**The problem**
In full and without alteration, give the listing again.

+ + + + + + +

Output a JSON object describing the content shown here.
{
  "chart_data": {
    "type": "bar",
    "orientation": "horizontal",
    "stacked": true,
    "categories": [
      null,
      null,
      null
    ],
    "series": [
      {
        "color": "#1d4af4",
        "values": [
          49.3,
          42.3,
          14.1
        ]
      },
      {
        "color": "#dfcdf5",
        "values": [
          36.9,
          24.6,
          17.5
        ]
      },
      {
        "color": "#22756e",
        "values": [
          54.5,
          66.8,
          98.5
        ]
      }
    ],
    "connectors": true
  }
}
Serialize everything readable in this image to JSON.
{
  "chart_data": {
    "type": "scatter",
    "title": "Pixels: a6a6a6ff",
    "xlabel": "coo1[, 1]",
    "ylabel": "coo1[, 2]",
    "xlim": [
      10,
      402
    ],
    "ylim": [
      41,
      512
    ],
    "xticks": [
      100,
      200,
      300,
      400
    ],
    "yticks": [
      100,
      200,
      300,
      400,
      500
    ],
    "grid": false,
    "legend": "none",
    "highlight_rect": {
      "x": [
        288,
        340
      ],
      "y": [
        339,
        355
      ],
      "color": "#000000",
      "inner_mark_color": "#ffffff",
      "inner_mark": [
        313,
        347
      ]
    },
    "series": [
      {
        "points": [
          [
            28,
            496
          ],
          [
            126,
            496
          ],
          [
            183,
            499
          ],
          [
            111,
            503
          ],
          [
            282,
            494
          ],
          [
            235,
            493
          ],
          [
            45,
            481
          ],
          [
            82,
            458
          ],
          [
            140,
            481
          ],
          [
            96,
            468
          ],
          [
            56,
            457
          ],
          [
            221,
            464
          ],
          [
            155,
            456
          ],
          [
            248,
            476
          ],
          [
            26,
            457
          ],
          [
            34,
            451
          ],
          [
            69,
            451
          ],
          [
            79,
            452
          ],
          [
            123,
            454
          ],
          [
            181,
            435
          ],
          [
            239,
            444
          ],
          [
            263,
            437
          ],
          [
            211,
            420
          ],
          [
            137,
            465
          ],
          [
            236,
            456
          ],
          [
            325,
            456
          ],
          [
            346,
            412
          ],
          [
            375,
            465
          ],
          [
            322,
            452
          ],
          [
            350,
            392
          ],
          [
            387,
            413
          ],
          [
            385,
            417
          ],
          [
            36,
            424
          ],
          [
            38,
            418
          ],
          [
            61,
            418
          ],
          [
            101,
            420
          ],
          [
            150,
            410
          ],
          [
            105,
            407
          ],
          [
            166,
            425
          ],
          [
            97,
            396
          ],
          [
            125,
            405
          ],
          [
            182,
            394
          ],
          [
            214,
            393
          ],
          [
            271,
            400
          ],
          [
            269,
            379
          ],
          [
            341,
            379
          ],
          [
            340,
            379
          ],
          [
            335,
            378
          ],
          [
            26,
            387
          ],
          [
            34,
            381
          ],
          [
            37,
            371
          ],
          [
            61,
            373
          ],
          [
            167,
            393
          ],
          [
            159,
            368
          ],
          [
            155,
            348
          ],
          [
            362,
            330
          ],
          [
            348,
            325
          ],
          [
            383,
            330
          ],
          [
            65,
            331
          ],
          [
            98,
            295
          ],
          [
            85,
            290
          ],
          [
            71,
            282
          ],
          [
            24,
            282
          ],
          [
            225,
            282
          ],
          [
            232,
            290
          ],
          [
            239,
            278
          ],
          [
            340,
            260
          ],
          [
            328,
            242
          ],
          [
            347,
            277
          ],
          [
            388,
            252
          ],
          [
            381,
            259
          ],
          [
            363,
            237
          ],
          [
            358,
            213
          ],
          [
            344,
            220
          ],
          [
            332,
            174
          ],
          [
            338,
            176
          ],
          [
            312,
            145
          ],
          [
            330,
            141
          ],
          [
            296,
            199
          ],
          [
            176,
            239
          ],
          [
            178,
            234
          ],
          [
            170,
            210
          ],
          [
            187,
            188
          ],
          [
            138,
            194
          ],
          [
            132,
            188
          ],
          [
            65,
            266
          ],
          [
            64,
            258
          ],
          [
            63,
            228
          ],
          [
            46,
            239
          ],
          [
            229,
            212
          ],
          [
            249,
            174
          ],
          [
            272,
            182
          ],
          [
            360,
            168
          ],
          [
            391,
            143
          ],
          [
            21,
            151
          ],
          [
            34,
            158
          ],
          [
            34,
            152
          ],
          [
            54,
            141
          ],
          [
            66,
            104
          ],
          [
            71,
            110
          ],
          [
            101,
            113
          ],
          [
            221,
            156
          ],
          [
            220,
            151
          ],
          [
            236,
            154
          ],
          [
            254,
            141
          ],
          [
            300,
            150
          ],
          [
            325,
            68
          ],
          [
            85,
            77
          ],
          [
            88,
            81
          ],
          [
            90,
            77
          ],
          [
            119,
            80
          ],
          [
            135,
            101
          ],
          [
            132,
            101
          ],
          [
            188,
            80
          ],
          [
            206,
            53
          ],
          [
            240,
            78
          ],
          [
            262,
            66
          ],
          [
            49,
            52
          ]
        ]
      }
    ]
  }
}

+ + + + + + +

**Response to the task**
Output a JSON object describing the content shown here.
{
  "chart_data": {
    "type": "bar",
    "orientation": "horizontal",
    "stacked": true,
    "categories": [
      null,
      null,
      null
    ],
    "series": [
      {
        "color": "#1d4af4",
        "values": [
          49.3,
          42.3,
          14.1
        ]
      },
      {
        "color": "#dfcdf5",
        "values": [
          36.9,
          24.6,
          17.5
        ]
      },
      {
        "color": "#22756e",
        "values": [
          54.5,
          66.8,
          98.5
        ]
      }
    ],
    "connectors": true
  }
}
Serialize everything readable in this image to JSON.
{
  "chart_data": {
    "type": "scatter",
    "title": "Pixels: a6a6a6ff",
    "xlabel": "coo1[, 1]",
    "ylabel": "coo1[, 2]",
    "xlim": [
      10,
      402
    ],
    "ylim": [
      41,
      512
    ],
    "xticks": [
      100,
      200,
      300,
      400
    ],
    "yticks": [
      100,
      200,
      300,
      400,
      500
    ],
    "grid": false,
    "legend": "none",
    "highlight_rect": {
      "x": [
        288,
        340
      ],
      "y": [
        339,
        355
      ],
      "color": "#000000",
      "inner_mark_color": "#ffffff",
      "inner_mark": [
        313,
        347
      ]
    },
    "series": [
      {
        "points": [
          [
            28,
            496
          ],
          [
            126,
            496
          ],
          [
            183,
            499
          ],
          [
            111,
            503
          ],
          [
            282,
            494
          ],
          [
            235,
            493
          ],
          [
            45,
            481
          ],
          [
            82,
            458
          ],
          [
            140,
            481
          ],
          [
            96,
            468
          ],
          [
            56,
            457
          ],
          [
            221,
            464
          ],
          [
            155,
            456
          ],
          [
            248,
            476
          ],
          [
            26,
            457
          ],
          [
            34,
            451
          ],
          [
            69,
            451
          ],
          [
            79,
            452
          ],
          [
            123,
            454
          ],
          [
            181,
            435
          ],
          [
            239,
            444
          ],
          [
            263,
            437
          ],
          [
            211,
            420
          ],
          [
            137,
            465
          ],
          [
            236,
            456
          ],
          [
            325,
            456
          ],
          [
            346,
            412
          ],
          [
            375,
            465
          ],
          [
            322,
            452
          ],
          [
            350,
            392
          ],
          [
            387,
            413
          ],
          [
            385,
            417
          ],
          [
            36,
            424
          ],
          [
            38,
            418
          ],
          [
            61,
            418
          ],
          [
            101,
            420
          ],
          [
            150,
            410
          ],
          [
            105,
            407
          ],
          [
            166,
            425
          ],
          [
            97,
            396
          ],
          [
            125,
            405
          ],
          [
            182,
            394
          ],
          [
            214,
            393
          ],
          [
            271,
            400
          ],
          [
            269,
            379
          ],
          [
            341,
            379
          ],
          [
            340,
            379
          ],
          [
            335,
            378
          ],
          [
            26,
            387
          ],
          [
            34,
            381
          ],
          [
            37,
            371
          ],
          [
            61,
            373
          ],
          [
            167,
            393
          ],
          [
            159,
            368
          ],
          [
            155,
            348
          ],
          [
            362,
            330
          ],
          [
            348,
            325
          ],
          [
            383,
            330
          ],
          [
            65,
            331
          ],
          [
            98,
            295
          ],
          [
            85,
            290
          ],
          [
            71,
            282
          ],
          [
            24,
            282
          ],
          [
            225,
            282
          ],
          [
            232,
            290
          ],
          [
            239,
            278
          ],
          [
            340,
            260
          ],
          [
            328,
            242
          ],
          [
            347,
            277
          ],
          [
            388,
            252
          ],
          [
            381,
            259
          ],
          [
            363,
            237
          ],
          [
            358,
            213
          ],
          [
            344,
            220
          ],
          [
            332,
            174
          ],
          [
            338,
            176
          ],
          [
            312,
            145
          ],
          [
            330,
            141
          ],
          [
            296,
            199
          ],
          [
            176,
            239
          ],
          [
            178,
            234
          ],
          [
            170,
            210
          ],
          [
            187,
            188
          ],
          [
            138,
            194
          ],
          [
            132,
            188
          ],
          [
            65,
            266
          ],
          [
            64,
            258
          ],
          [
            63,
            228
          ],
          [
            46,
            239
          ],
          [
            229,
            212
          ],
          [
            249,
            174
          ],
          [
            272,
            182
          ],
          [
            360,
            168
          ],
          [
            391,
            143
          ],
          [
            21,
            151
          ],
          [
            34,
            158
          ],
          [
            34,
            152
          ],
          [
            54,
            141
          ],
          [
            66,
            104
          ],
          [
            71,
            110
          ],
          [
            101,
            113
          ],
          [
            221,
            156
          ],
          [
            220,
            151
          ],
          [
            236,
            154
          ],
          [
            254,
            141
          ],
          [
            300,
            150
          ],
          [
            325,
            68
          ],
          [
            85,
            77
          ],
          [
            88,
            81
          ],
          [
            90,
            77
          ],
          [
            119,
            80
          ],
          [
            135,
            101
          ],
          [
            132,
            101
          ],
          [
            188,
            80
          ],
          [
            206,
            53
          ],
          [
            240,
            78
          ],
          [
            262,
            66
          ],
          [
            49,
            52
          ]
        ]
      }
    ]
  }
}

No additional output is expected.